§ **Exercise requirements**: Set down the data below without change, skipping the pictures it holds.
--- BEGIN Extracted records ---
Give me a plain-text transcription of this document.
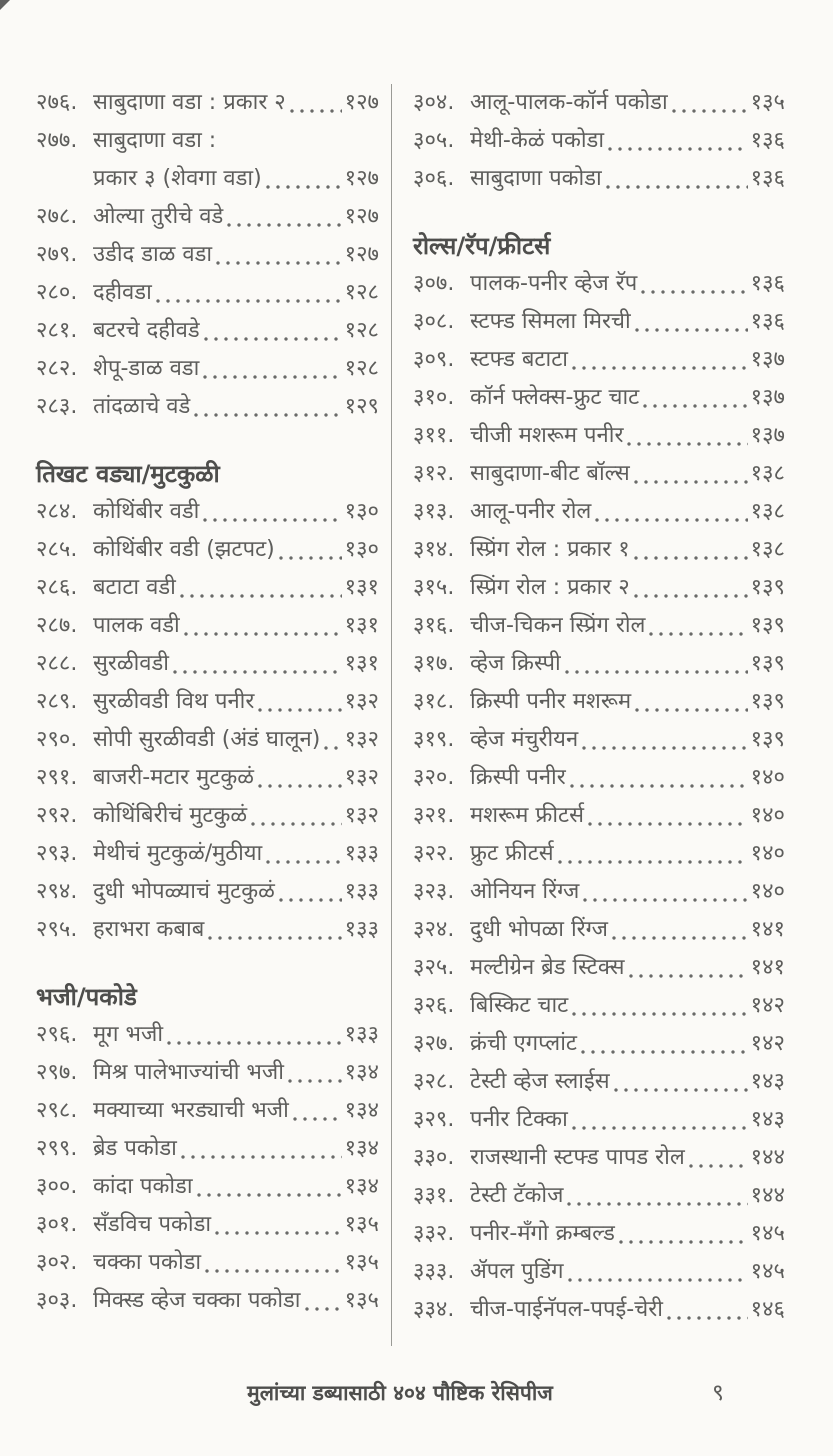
२७६. साबुदाणा वडा : प्रकार २	१२७
२७७. साबुदाणा वडा :
प्रकार ३ (शेवगा वडा)	१२७
२७८. ओल्या तुरीचे वडे	१२७
२७९. उडीद डाळ वडा	१२७
२८०. दहीवडा	१२८
२८१. बटरचे दहीवडे	१२८
२८२. शेपू-डाळ वडा	१२८
२८३. तांदळाचे वडे	१२९
तिखट वड्या/मुटकुळी
२८४. कोथिंबीर वडी	१३०
२८५. कोथिंबीर वडी (झटपट)	१३०
२८६. बटाटा वडी	१३१
२८७. पालक वडी	१३१
२८८. सुरळीवडी	१३१
२८९. सुरळीवडी विथ पनीर	१३२
२९०. सोपी सुरळीवडी (अंडं घालून) १३२
२९१. बाजरी-मटार मुटकुळं	१३२
२९२. कोथिंबिरीचं मुटकुळं	१३२
२९३. मेथीचं मुटकुळं/मुठीया	१३३
२९४. दुधी भोपळ्याचं मुटकुळं	१३३
२९५. हराभरा कबाब	१३३
भजी/पकोडे
२९६. मूग भजी	१३३
२९७. मिश्र पालेभाज्यांची भजी	१३४
२९८. मक्याच्या भरड्याची भजी	१३४
२९९. ब्रेड पकोडा	१३४
३००. कांदा पकोडा	१३४
३०१. सँडविच पकोडा	१३५
३०२. चक्का पकोडा	१३५
३०३. मिक्स्ड व्हेज चक्का पकोडा १३५
३०४. आलू-पालक-कॉर्न पकोडा	१३५
३०५. मेथी-केळं पकोडा	१३६
३०६. साबुदाणा पकोडा	१३६
रोल्स/रॅप/फ्रीटर्स
३०७. पालक-पनीर व्हेज रॅप	१३६
३०८. स्टफ्ड सिमला मिरची	१३६
३०९. स्टफ्ड बटाटा	१३७
३१०. कॉर्न फ्लेक्स-फ्रुट चाट	१३७
३११. चीजी मशरूम पनीर	१३७
३१२. साबुदाणा-बीट बॉल्स	१३८
३१३. आलू-पनीर रोल	१३८
३१४. स्प्रिंग रोल : प्रकार १	१३८
३१५. स्प्रिंग रोल : प्रकार २	१३९
३१६. चीज-चिकन स्प्रिंग रोल	१३९
३१७. व्हेज क्रिस्पी	१३९
३१८. क्रिस्पी पनीर मशरूम	१३९
३१९. व्हेज मंचुरीयन	१३९
३२०. क्रिस्पी पनीर	१४०
३२१. मशरूम फ्रीटर्स	१४०
३२२. फ्रुट फ्रीटर्स	१४०
३२३. ओनियन रिंग्ज	१४०
३२४. दुधी भोपळा रिंग्ज	१४१
३२५. मल्टीग्रेन ब्रेड स्टिक्स	१४१
३२६. बिस्किट चाट	१४२
३२७. क्रंची एगप्लांट	१४२
३२८. टेस्टी व्हेज स्लाईस	१४३
३२९. पनीर टिक्का	१४३
३३०. राजस्थानी स्टफ्ड पापड रोल	१४४
३३१. टेस्टी टॅकोज	१४४
३३२. पनीर-मँगो क्रम्बल्ड	१४५
३३३. ॲपल पुडिंग	१४५
३३४. चीज-पाईनॅपल-पपई-चेरी	१४६
मुलांच्या डब्यासाठी ४०४ पौष्टिक रेसिपीज	९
--- END Extracted records ---
§ **Exercise result**:
Give me a plain-text transcription of this document.
२७६. साबुदाणा वडा : प्रकार २	१२७
२७७. साबुदाणा वडा :
प्रकार ३ (शेवगा वडा)	१२७
२७८. ओल्या तुरीचे वडे	१२७
२७९. उडीद डाळ वडा	१२७
२८०. दहीवडा	१२८
२८१. बटरचे दहीवडे	१२८
२८२. शेपू-डाळ वडा	१२८
२८३. तांदळाचे वडे	१२९
तिखट वड्या/मुटकुळी
२८४. कोथिंबीर वडी	१३०
२८५. कोथिंबीर वडी (झटपट)	१३०
२८६. बटाटा वडी	१३१
२८७. पालक वडी	१३१
२८८. सुरळीवडी	१३१
२८९. सुरळीवडी विथ पनीर	१३२
२९०. सोपी सुरळीवडी (अंडं घालून) १३२
२९१. बाजरी-मटार मुटकुळं	१३२
२९२. कोथिंबिरीचं मुटकुळं	१३२
२९३. मेथीचं मुटकुळं/मुठीया	१३३
२९४. दुधी भोपळ्याचं मुटकुळं	१३३
२९५. हराभरा कबाब	१३३
भजी/पकोडे
२९६. मूग भजी	१३३
२९७. मिश्र पालेभाज्यांची भजी	१३४
२९८. मक्याच्या भरड्याची भजी	१३४
२९९. ब्रेड पकोडा	१३४
३००. कांदा पकोडा	१३४
३०१. सँडविच पकोडा	१३५
३०२. चक्का पकोडा	१३५
३०३. मिक्स्ड व्हेज चक्का पकोडा १३५
३०४. आलू-पालक-कॉर्न पकोडा	१३५
३०५. मेथी-केळं पकोडा	१३६
३०६. साबुदाणा पकोडा	१३६
रोल्स/रॅप/फ्रीटर्स
३०७. पालक-पनीर व्हेज रॅप	१३६
३०८. स्टफ्ड सिमला मिरची	१३६
३०९. स्टफ्ड बटाटा	१३७
३१०. कॉर्न फ्लेक्स-फ्रुट चाट	१३७
३११. चीजी मशरूम पनीर	१३७
३१२. साबुदाणा-बीट बॉल्स	१३८
३१३. आलू-पनीर रोल	१३८
३१४. स्प्रिंग रोल : प्रकार १	१३८
३१५. स्प्रिंग रोल : प्रकार २	१३९
३१६. चीज-चिकन स्प्रिंग रोल	१३९
३१७. व्हेज क्रिस्पी	१३९
३१८. क्रिस्पी पनीर मशरूम	१३९
३१९. व्हेज मंचुरीयन	१३९
३२०. क्रिस्पी पनीर	१४०
३२१. मशरूम फ्रीटर्स	१४०
३२२. फ्रुट फ्रीटर्स	१४०
३२३. ओनियन रिंग्ज	१४०
३२४. दुधी भोपळा रिंग्ज	१४१
३२५. मल्टीग्रेन ब्रेड स्टिक्स	१४१
३२६. बिस्किट चाट	१४२
३२७. क्रंची एगप्लांट	१४२
३२८. टेस्टी व्हेज स्लाईस	१४३
३२९. पनीर टिक्का	१४३
३३०. राजस्थानी स्टफ्ड पापड रोल	१४४
३३१. टेस्टी टॅकोज	१४४
३३२. पनीर-मँगो क्रम्बल्ड	१४५
३३३. ॲपल पुडिंग	१४५
३३४. चीज-पाईनॅपल-पपई-चेरी	१४६
मुलांच्या डब्यासाठी ४०४ पौष्टिक रेसिपीज	९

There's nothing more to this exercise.